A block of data
###

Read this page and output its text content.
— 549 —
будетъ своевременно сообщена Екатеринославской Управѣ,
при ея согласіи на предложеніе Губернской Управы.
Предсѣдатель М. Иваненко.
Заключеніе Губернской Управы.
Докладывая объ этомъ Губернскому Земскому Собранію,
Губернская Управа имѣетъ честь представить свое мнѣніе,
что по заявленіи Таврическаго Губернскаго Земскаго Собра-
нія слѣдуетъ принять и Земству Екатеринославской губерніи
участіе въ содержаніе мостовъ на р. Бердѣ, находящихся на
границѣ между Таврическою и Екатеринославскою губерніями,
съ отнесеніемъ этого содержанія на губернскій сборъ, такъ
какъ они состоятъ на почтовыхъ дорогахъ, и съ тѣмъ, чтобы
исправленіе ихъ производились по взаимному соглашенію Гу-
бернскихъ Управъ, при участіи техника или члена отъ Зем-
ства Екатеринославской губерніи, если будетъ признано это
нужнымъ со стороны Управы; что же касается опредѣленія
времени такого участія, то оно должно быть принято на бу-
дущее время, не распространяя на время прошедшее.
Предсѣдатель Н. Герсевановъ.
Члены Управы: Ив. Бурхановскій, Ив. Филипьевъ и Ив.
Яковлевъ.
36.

###

**Problem requirements:** Find the lines that include the string "Губернской", then copy each of them.

**Solution to this exercise:**
при ея согласіи на предложеніе Губернской Управы.
Заключеніе Губернской Управы.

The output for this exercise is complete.